* Start Information given *

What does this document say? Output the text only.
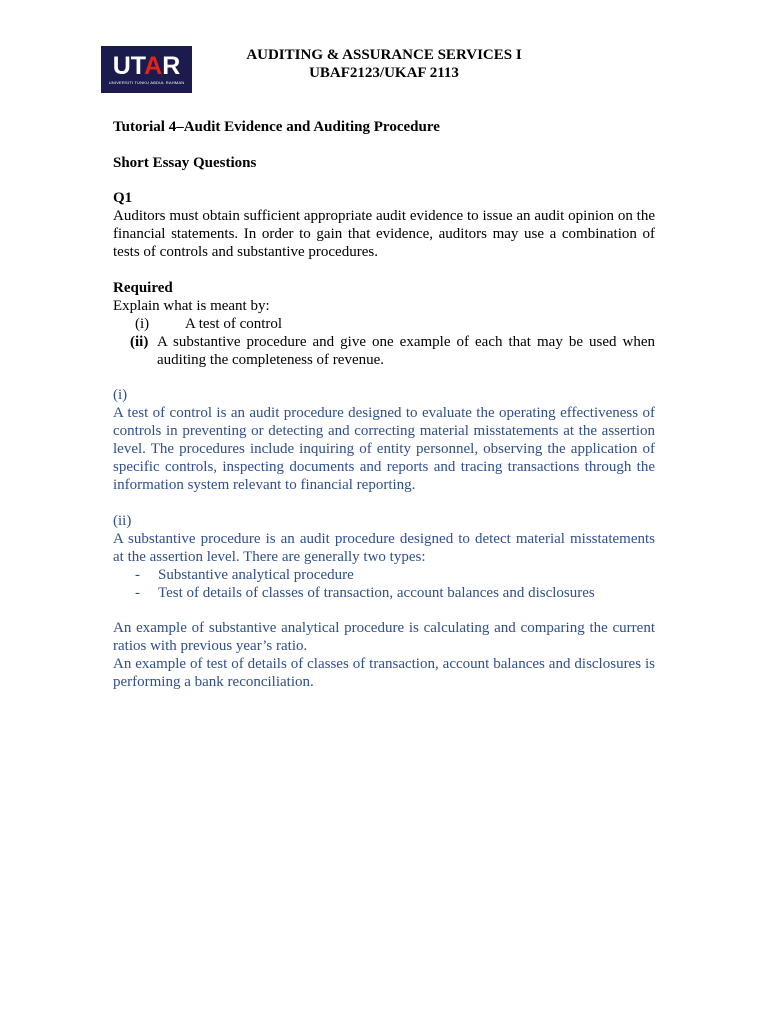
UTAR
UNIVERSITI TUNKU ABDUL RAHMAN
AUDITING & ASSURANCE SERVICES I
UBAF2123/UKAF 2113
Tutorial 4–Audit Evidence and Auditing Procedure
Short Essay Questions
Q1
Auditors must obtain sufficient appropriate audit evidence to issue an audit opinion on the financial statements. In order to gain that evidence, auditors may use a combination of tests of controls and substantive procedures.
Required
Explain what is meant by:
(i) A test of control
(ii) A substantive procedure and give one example of each that may be used when auditing the completeness of revenue.
(i)
A test of control is an audit procedure designed to evaluate the operating effectiveness of controls in preventing or detecting and correcting material misstatements at the assertion level. The procedures include inquiring of entity personnel, observing the application of specific controls, inspecting documents and reports and tracing transactions through the information system relevant to financial reporting.
(ii)
A substantive procedure is an audit procedure designed to detect material misstatements at the assertion level. There are generally two types:
- Substantive analytical procedure
- Test of details of classes of transaction, account balances and disclosures
An example of substantive analytical procedure is calculating and comparing the current ratios with previous year’s ratio.
An example of test of details of classes of transaction, account balances and disclosures is performing a bank reconciliation.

* End Information given *

Description of the task: Review the material and copy each line in which the word "level" appears.

Finished answer:
A test of control is an audit procedure designed to evaluate the operating effectiveness of controls in preventing or detecting and correcting material misstatements at the assertion level. The procedures include inquiring of entity personnel, observing the application of specific controls, inspecting documents and reports and tracing transactions through the information system relevant to financial reporting.
A substantive procedure is an audit procedure designed to detect material misstatements at the assertion level. There are generally two types:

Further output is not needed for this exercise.